## Instruction
Write out all of the entries exactly as given.

## Record list
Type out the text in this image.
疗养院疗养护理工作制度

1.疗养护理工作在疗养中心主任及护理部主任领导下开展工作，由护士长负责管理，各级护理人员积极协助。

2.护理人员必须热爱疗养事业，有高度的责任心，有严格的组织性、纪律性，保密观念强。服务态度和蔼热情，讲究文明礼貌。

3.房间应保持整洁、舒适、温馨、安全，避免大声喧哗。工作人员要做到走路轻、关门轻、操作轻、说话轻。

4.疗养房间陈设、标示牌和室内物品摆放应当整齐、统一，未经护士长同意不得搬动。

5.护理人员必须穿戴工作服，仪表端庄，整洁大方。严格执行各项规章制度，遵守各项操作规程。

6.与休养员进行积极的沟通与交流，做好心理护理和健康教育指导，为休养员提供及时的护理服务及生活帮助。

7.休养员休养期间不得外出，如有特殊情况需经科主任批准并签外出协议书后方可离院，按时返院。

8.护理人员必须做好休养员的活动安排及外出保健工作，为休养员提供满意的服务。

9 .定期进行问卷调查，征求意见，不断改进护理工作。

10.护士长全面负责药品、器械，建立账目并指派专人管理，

## Answer to this problem
Type out the text in this image.
疗养院疗养护理工作制度

1.疗养护理工作在疗养中心主任及护理部主任领导下开展工作，由护士长负责管理，各级护理人员积极协助。

2.护理人员必须热爱疗养事业，有高度的责任心，有严格的组织性、纪律性，保密观念强。服务态度和蔼热情，讲究文明礼貌。

3.房间应保持整洁、舒适、温馨、安全，避免大声喧哗。工作人员要做到走路轻、关门轻、操作轻、说话轻。

4.疗养房间陈设、标示牌和室内物品摆放应当整齐、统一，未经护士长同意不得搬动。

5.护理人员必须穿戴工作服，仪表端庄，整洁大方。严格执行各项规章制度，遵守各项操作规程。

6.与休养员进行积极的沟通与交流，做好心理护理和健康教育指导，为休养员提供及时的护理服务及生活帮助。

7.休养员休养期间不得外出，如有特殊情况需经科主任批准并签外出协议书后方可离院，按时返院。

8.护理人员必须做好休养员的活动安排及外出保健工作，为休养员提供满意的服务。

9 .定期进行问卷调查，征求意见，不断改进护理工作。

10.护士长全面负责药品、器械，建立账目并指派专人管理，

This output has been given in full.